WHAT IS EXPECTED ▸
Across the records below, how many lines include the word "disorders"? State only the number.

━━━━━━━━━━━━━━━━━━━━━━━━━━━━━━

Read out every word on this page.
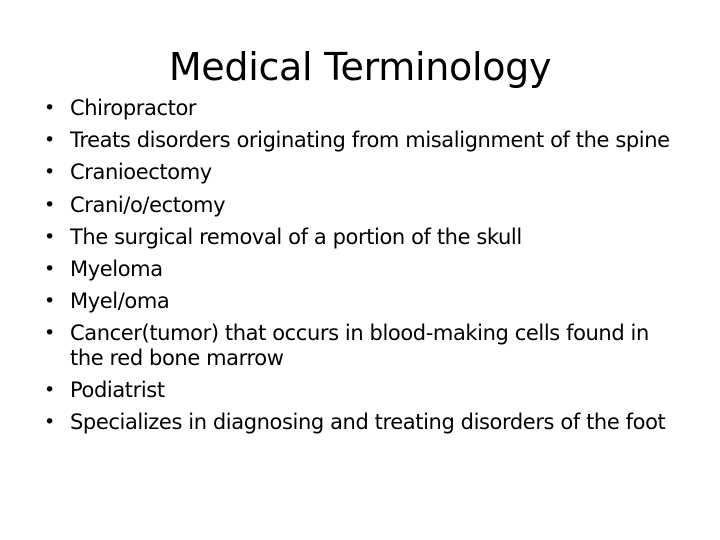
Medical Terminology
• Chiropractor
• Treats disorders originating from misalignment of the spine
• Cranioectomy
• Crani/o/ectomy
• The surgical removal of a portion of the skull
• Myeloma
• Myel/oma
• Cancer(tumor) that occurs in blood-making cells found in the red bone marrow
• Podiatrist
• Specializes in diagnosing and treating disorders of the foot
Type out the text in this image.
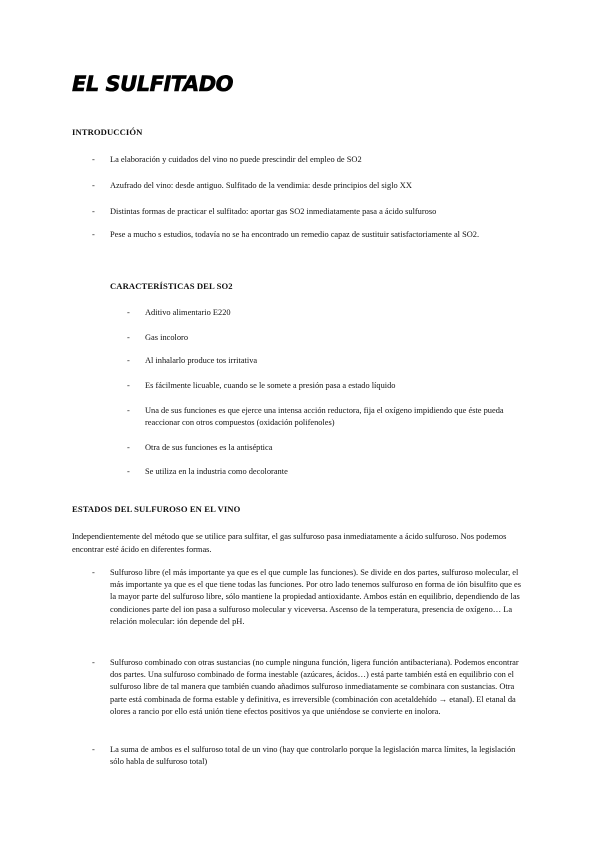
EL SULFITADO
INTRODUCCIÓN
-	La elaboración y cuidados del vino no puede prescindir del empleo de SO2
-	Azufrado del vino: desde antiguo. Sulfitado de la vendimia: desde principios del siglo XX
-	Distintas formas de practicar el sulfitado: aportar gas SO2 inmediatamente pasa a ácido sulfuroso
-	Pese a mucho s estudios, todavía no se ha encontrado un remedio capaz de sustituir satisfactoriamente al SO2.
CARACTERÍSTICAS DEL SO2
-	Aditivo alimentario E220
-	Gas incoloro
-	Al inhalarlo produce tos irritativa
-	Es fácilmente licuable, cuando se le somete a presión pasa a estado líquido
-	Una de sus funciones es que ejerce una intensa acción reductora, fija el oxígeno impidiendo que éste pueda reaccionar con otros compuestos (oxidación polifenoles)
-	Otra de sus funciones es la antiséptica
-	Se utiliza en la industria como decolorante
ESTADOS DEL SULFUROSO EN EL VINO
Independientemente del método que se utilice para sulfitar, el gas sulfuroso pasa inmediatamente a ácido sulfuroso. Nos podemos encontrar esté ácido en diferentes formas.
-	Sulfuroso libre (el más importante ya que es el que cumple las funciones). Se divide en dos partes, sulfuroso molecular, el más importante ya que es el que tiene todas las funciones. Por otro lado tenemos sulfuroso en forma de ión bisulfito que es la mayor parte del sulfuroso libre, sólo mantiene la propiedad antioxidante. Ambos están en equilibrio, dependiendo de las condiciones parte del ion pasa a sulfuroso molecular y viceversa. Ascenso de la temperatura, presencia de oxígeno… La relación molecular: ión depende del pH.
-	Sulfuroso combinado con otras sustancias (no cumple ninguna función, ligera función antibacteriana). Podemos encontrar dos partes. Una sulfuroso combinado de forma inestable (azúcares, ácidos…) está parte también está en equilibrio con el sulfuroso libre de tal manera que también cuando añadimos sulfuroso inmediatamente se combinara con sustancias. Otra parte está combinada de forma estable y definitiva, es irreversible (combinación con acetaldehído → etanal). El etanal da olores a rancio por ello está unión tiene efectos positivos ya que uniéndose se convierte en inolora.
-	La suma de ambos es el sulfuroso total de un vino (hay que controlarlo porque la legislación marca límites, la legislación sólo habla de sulfuroso total)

━━━━━━━━━━━━━━━━━━━━━━━━━━━━━━

EXPECTED ANSWER ▸
2